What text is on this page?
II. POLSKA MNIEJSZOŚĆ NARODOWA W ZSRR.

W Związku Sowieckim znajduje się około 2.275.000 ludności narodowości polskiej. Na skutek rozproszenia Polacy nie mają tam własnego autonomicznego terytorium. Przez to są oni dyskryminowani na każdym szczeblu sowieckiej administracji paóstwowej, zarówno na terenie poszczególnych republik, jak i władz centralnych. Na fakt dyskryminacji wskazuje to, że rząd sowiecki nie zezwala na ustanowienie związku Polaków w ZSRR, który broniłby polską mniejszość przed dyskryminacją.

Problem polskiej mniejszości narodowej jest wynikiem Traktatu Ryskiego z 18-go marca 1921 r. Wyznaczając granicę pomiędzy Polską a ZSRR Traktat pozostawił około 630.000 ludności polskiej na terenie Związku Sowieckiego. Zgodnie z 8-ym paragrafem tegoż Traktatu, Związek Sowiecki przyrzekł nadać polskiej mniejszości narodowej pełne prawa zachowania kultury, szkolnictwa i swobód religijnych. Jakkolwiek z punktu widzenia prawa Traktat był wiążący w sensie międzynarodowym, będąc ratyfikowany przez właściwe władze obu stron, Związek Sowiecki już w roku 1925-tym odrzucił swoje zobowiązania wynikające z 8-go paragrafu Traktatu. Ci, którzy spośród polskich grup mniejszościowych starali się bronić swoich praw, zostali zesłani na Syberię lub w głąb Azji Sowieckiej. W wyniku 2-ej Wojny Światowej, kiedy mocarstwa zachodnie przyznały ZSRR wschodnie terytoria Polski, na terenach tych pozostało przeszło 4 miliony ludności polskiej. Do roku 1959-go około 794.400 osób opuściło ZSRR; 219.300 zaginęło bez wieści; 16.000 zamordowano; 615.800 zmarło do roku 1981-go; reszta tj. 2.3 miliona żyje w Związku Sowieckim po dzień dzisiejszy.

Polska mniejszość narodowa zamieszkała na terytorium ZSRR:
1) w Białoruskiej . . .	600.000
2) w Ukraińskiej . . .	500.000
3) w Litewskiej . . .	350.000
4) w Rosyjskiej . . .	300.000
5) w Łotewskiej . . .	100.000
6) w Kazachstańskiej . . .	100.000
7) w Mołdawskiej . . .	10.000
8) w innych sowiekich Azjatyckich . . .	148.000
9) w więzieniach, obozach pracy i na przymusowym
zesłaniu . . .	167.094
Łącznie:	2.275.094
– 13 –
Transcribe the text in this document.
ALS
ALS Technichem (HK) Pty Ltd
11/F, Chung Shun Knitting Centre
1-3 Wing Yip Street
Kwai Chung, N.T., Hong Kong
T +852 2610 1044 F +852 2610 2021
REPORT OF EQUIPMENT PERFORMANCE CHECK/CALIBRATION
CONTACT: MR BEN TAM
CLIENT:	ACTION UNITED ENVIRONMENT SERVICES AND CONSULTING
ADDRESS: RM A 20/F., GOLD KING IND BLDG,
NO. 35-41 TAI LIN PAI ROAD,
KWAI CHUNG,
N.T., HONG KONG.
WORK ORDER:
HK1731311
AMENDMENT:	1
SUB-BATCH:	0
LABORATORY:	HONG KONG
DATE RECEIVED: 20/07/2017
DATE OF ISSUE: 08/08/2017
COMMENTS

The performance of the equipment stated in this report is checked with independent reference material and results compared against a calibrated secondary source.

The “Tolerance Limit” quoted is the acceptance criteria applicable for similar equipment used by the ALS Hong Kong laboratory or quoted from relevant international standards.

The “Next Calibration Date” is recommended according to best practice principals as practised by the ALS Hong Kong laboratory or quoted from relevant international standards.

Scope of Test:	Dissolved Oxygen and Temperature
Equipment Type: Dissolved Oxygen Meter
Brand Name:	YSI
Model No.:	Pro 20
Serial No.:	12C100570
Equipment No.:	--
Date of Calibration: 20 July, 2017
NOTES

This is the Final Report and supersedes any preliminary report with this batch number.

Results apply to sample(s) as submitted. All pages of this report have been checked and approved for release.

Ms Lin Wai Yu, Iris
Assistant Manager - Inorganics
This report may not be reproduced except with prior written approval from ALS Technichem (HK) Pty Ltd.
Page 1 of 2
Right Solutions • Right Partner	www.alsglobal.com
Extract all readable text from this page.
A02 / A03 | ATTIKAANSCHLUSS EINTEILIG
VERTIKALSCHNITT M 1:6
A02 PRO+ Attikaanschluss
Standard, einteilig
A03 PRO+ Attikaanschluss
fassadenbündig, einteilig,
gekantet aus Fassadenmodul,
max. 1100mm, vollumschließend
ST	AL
::::::
▶ Problem description:
Reproduce each entry word for word.

▶ Solution to this task:
What text is on this page?
II. POLSKA MNIEJSZOŚĆ NARODOWA W ZSRR.

W Związku Sowieckim znajduje się około 2.275.000 ludności narodowości polskiej. Na skutek rozproszenia Polacy nie mają tam własnego autonomicznego terytorium. Przez to są oni dyskryminowani na każdym szczeblu sowieckiej administracji paóstwowej, zarówno na terenie poszczególnych republik, jak i władz centralnych. Na fakt dyskryminacji wskazuje to, że rząd sowiecki nie zezwala na ustanowienie związku Polaków w ZSRR, który broniłby polską mniejszość przed dyskryminacją.

Problem polskiej mniejszości narodowej jest wynikiem Traktatu Ryskiego z 18-go marca 1921 r. Wyznaczając granicę pomiędzy Polską a ZSRR Traktat pozostawił około 630.000 ludności polskiej na terenie Związku Sowieckiego. Zgodnie z 8-ym paragrafem tegoż Traktatu, Związek Sowiecki przyrzekł nadać polskiej mniejszości narodowej pełne prawa zachowania kultury, szkolnictwa i swobód religijnych. Jakkolwiek z punktu widzenia prawa Traktat był wiążący w sensie międzynarodowym, będąc ratyfikowany przez właściwe władze obu stron, Związek Sowiecki już w roku 1925-tym odrzucił swoje zobowiązania wynikające z 8-go paragrafu Traktatu. Ci, którzy spośród polskich grup mniejszościowych starali się bronić swoich praw, zostali zesłani na Syberię lub w głąb Azji Sowieckiej. W wyniku 2-ej Wojny Światowej, kiedy mocarstwa zachodnie przyznały ZSRR wschodnie terytoria Polski, na terenach tych pozostało przeszło 4 miliony ludności polskiej. Do roku 1959-go około 794.400 osób opuściło ZSRR; 219.300 zaginęło bez wieści; 16.000 zamordowano; 615.800 zmarło do roku 1981-go; reszta tj. 2.3 miliona żyje w Związku Sowieckim po dzień dzisiejszy.

Polska mniejszość narodowa zamieszkała na terytorium ZSRR:
1) w Białoruskiej . . .	600.000
2) w Ukraińskiej . . .	500.000
3) w Litewskiej . . .	350.000
4) w Rosyjskiej . . .	300.000
5) w Łotewskiej . . .	100.000
6) w Kazachstańskiej . . .	100.000
7) w Mołdawskiej . . .	10.000
8) w innych sowiekich Azjatyckich . . .	148.000
9) w więzieniach, obozach pracy i na przymusowym
zesłaniu . . .	167.094
Łącznie:	2.275.094
– 13 –
Transcribe the text in this document.
ALS
ALS Technichem (HK) Pty Ltd
11/F, Chung Shun Knitting Centre
1-3 Wing Yip Street
Kwai Chung, N.T., Hong Kong
T +852 2610 1044 F +852 2610 2021
REPORT OF EQUIPMENT PERFORMANCE CHECK/CALIBRATION
CONTACT: MR BEN TAM
CLIENT:	ACTION UNITED ENVIRONMENT SERVICES AND CONSULTING
ADDRESS: RM A 20/F., GOLD KING IND BLDG,
NO. 35-41 TAI LIN PAI ROAD,
KWAI CHUNG,
N.T., HONG KONG.
WORK ORDER:
HK1731311
AMENDMENT:	1
SUB-BATCH:	0
LABORATORY:	HONG KONG
DATE RECEIVED: 20/07/2017
DATE OF ISSUE: 08/08/2017
COMMENTS

The performance of the equipment stated in this report is checked with independent reference material and results compared against a calibrated secondary source.

The “Tolerance Limit” quoted is the acceptance criteria applicable for similar equipment used by the ALS Hong Kong laboratory or quoted from relevant international standards.

The “Next Calibration Date” is recommended according to best practice principals as practised by the ALS Hong Kong laboratory or quoted from relevant international standards.

Scope of Test:	Dissolved Oxygen and Temperature
Equipment Type: Dissolved Oxygen Meter
Brand Name:	YSI
Model No.:	Pro 20
Serial No.:	12C100570
Equipment No.:	--
Date of Calibration: 20 July, 2017
NOTES

This is the Final Report and supersedes any preliminary report with this batch number.

Results apply to sample(s) as submitted. All pages of this report have been checked and approved for release.

Ms Lin Wai Yu, Iris
Assistant Manager - Inorganics
This report may not be reproduced except with prior written approval from ALS Technichem (HK) Pty Ltd.
Page 1 of 2
Right Solutions • Right Partner	www.alsglobal.com
Extract all readable text from this page.
A02 / A03 | ATTIKAANSCHLUSS EINTEILIG
VERTIKALSCHNITT M 1:6
A02 PRO+ Attikaanschluss
Standard, einteilig
A03 PRO+ Attikaanschluss
fassadenbündig, einteilig,
gekantet aus Fassadenmodul,
max. 1100mm, vollumschließend
ST	AL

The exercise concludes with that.